What the task asks: Each line in the entries below that holds the string "Royal" is to be listed.

Data:

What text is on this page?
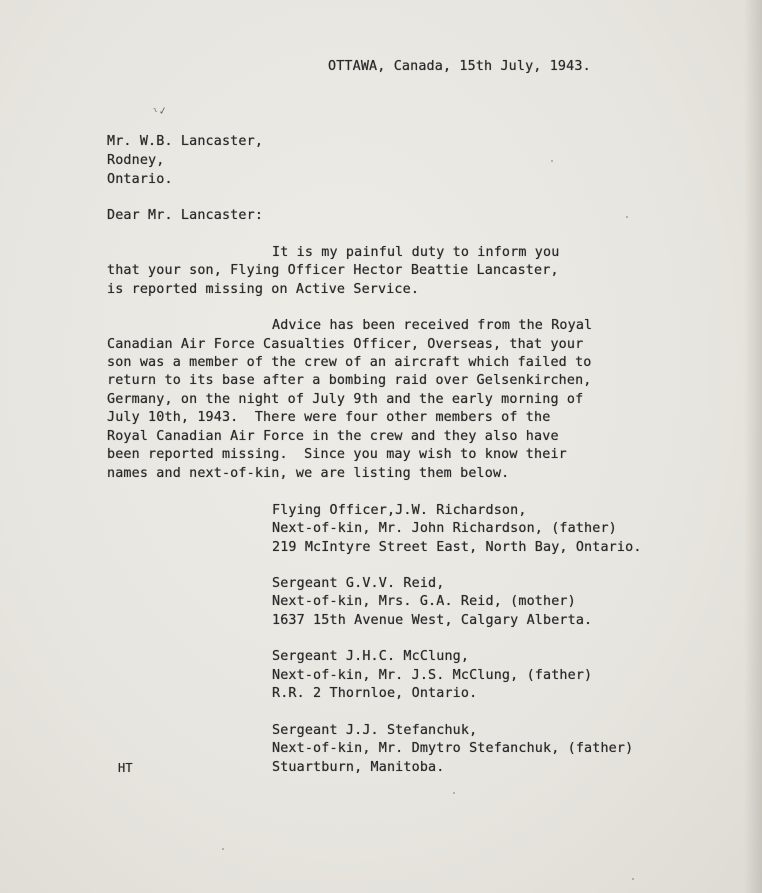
OTTAWA, Canada, 15th July, 1943.
ᶥ✓
Mr. W.B. Lancaster,
Rodney,
Ontario.
Dear Mr. Lancaster:
It is my painful duty to inform you
that your son, Flying Officer Hector Beattie Lancaster,
is reported missing on Active Service.
Advice has been received from the Royal
Canadian Air Force Casualties Officer, Overseas, that your
son was a member of the crew of an aircraft which failed to
return to its base after a bombing raid over Gelsenkirchen,
Germany, on the night of July 9th and the early morning of
July 10th, 1943.  There were four other members of the
Royal Canadian Air Force in the crew and they also have
been reported missing.  Since you may wish to know their
names and next-of-kin, we are listing them below.
Flying Officer,J.W. Richardson,
Next-of-kin, Mr. John Richardson, (father)
219 McIntyre Street East, North Bay, Ontario.
Sergeant G.V.V. Reid,
Next-of-kin, Mrs. G.A. Reid, (mother)
1637 15th Avenue West, Calgary Alberta.
Sergeant J.H.C. McClung,
Next-of-kin, Mr. J.S. McClung, (father)
R.R. 2 Thornloe, Ontario.
Sergeant J.J. Stefanchuk,
Next-of-kin, Mr. Dmytro Stefanchuk, (father)
Stuartburn, Manitoba.
HT
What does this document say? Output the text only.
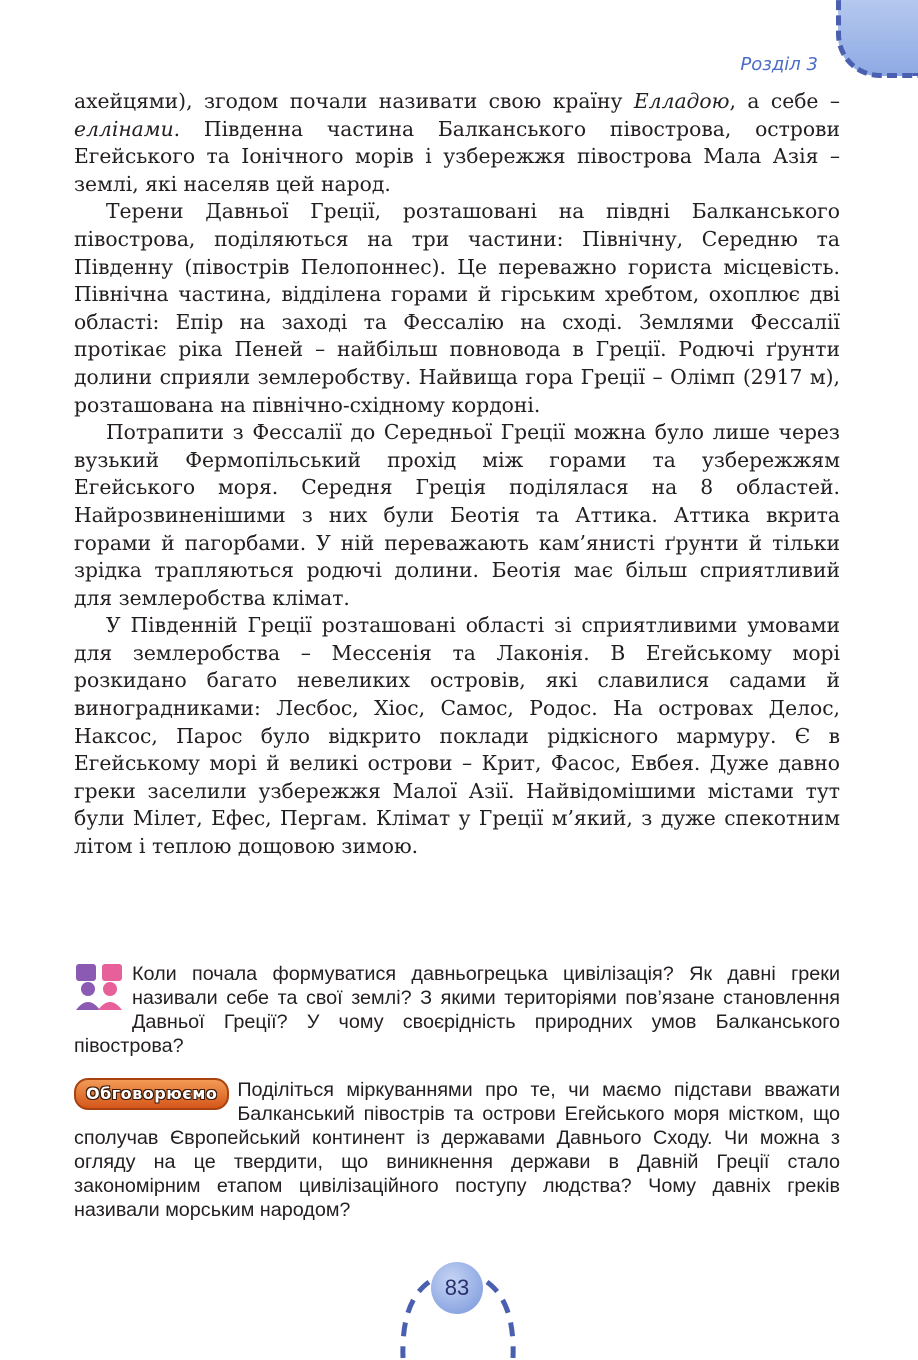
Розділ 3

ахейцями), згодом почали називати свою країну Елладою, а себе – еллінами. Південна частина Балканського півострова, острови Егейського та Іонічного морів і узбережжя півострова Мала Азія – землі, які населяв цей народ.

Терени Давньої Греції, розташовані на півдні Балканського півострова, поділяються на три частини: Північну, Середню та Південну (півострів Пелопоннес). Це переважно гориста місцевість. Північна частина, відділена горами й гірським хребтом, охоплює дві області: Епір на заході та Фессалію на сході. Землями Фессалії протікає ріка Пеней – найбільш повновода в Греції. Родючі ґрунти долини сприяли землеробству. Найвища гора Греції – Олімп (2917 м), розташована на північно-східному кордоні.

Потрапити з Фессалії до Середньої Греції можна було лише через вузький Фермопільський прохід між горами та узбережжям Егейського моря. Середня Греція поділялася на 8 областей. Найрозвиненішими з них були Беотія та Аттика. Аттика вкрита горами й пагорбами. У ній переважають кам’янисті ґрунти й тільки зрідка трапляються родючі долини. Беотія має більш сприятливий для землеробства клімат.

У Південній Греції розташовані області зі сприятливими умовами для землеробства – Мессенія та Лаконія. В Егейському морі розкидано багато невеликих островів, які славилися садами й виноградниками: Лесбос, Хіос, Самос, Родос. На островах Делос, Наксос, Парос було відкрито поклади рідкісного мармуру. Є в Егейському морі й великі острови – Крит, Фасос, Евбея. Дуже давно греки заселили узбережжя Малої Азії. Найвідомішими містами тут були Мілет, Ефес, Пергам. Клімат у Греції м’який, з дуже спекотним літом і теплою дощовою зимою.

Коли почала формуватися давньогрецька цивілізація? Як давні греки називали себе та свої землі? З якими територіями пов’язане становлення Давньої Греції? У чому своєрідність природних умов Балканського півострова?
Обговорюємо	Поділіться міркуваннями про те, чи маємо підстави вважати Балканський півострів та острови Егейського моря містком, що сполучав Європейський континент із державами Давнього Сходу. Чи можна з огляду на це твердити, що виникнення держави в Давній Греції стало закономірним етапом цивілізаційного поступу людства? Чому давніх греків називали морським народом?
83
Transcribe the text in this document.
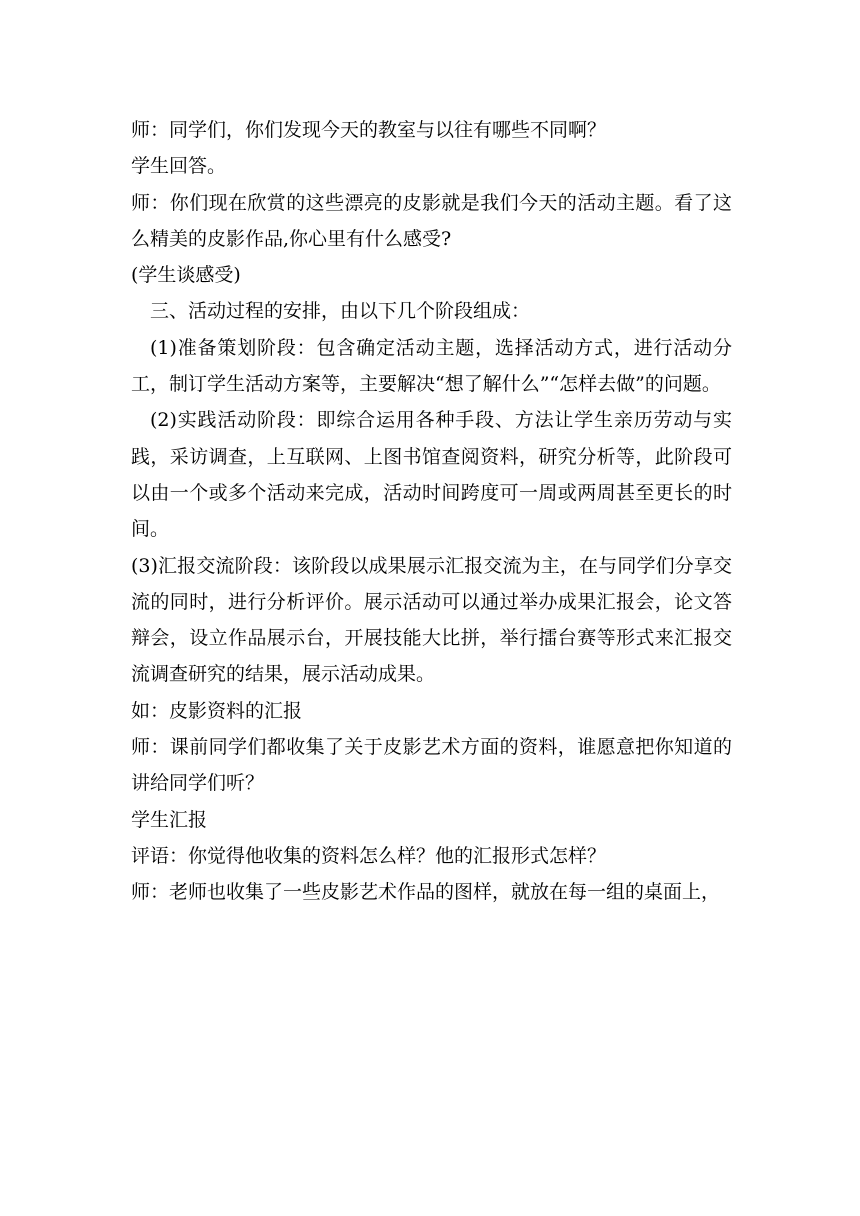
师：同学们，你们发现今天的教室与以往有哪些不同啊？

学生回答。

师：你们现在欣赏的这些漂亮的皮影就是我们今天的活动主题。看了这么精美的皮影作品,你心里有什么感受?

(学生谈感受)

三、活动过程的安排，由以下几个阶段组成：

(1)准备策划阶段：包含确定活动主题，选择活动方式，进行活动分工，制订学生活动方案等，主要解决“想了解什么”“怎样去做”的问题。

(2)实践活动阶段：即综合运用各种手段、方法让学生亲历劳动与实践，采访调查，上互联网、上图书馆查阅资料，研究分析等，此阶段可以由一个或多个活动来完成，活动时间跨度可一周或两周甚至更长的时间。

(3)汇报交流阶段：该阶段以成果展示汇报交流为主，在与同学们分享交流的同时，进行分析评价。展示活动可以通过举办成果汇报会，论文答辩会，设立作品展示台，开展技能大比拼，举行擂台赛等形式来汇报交流调查研究的结果，展示活动成果。

如：皮影资料的汇报

师：课前同学们都收集了关于皮影艺术方面的资料，谁愿意把你知道的讲给同学们听？

学生汇报

评语：你觉得他收集的资料怎么样？他的汇报形式怎样？

师：老师也收集了一些皮影艺术作品的图样，就放在每一组的桌面上，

Response to the exercise:
Advice has been received from the Royal
Royal Canadian Air Force in the crew and they also have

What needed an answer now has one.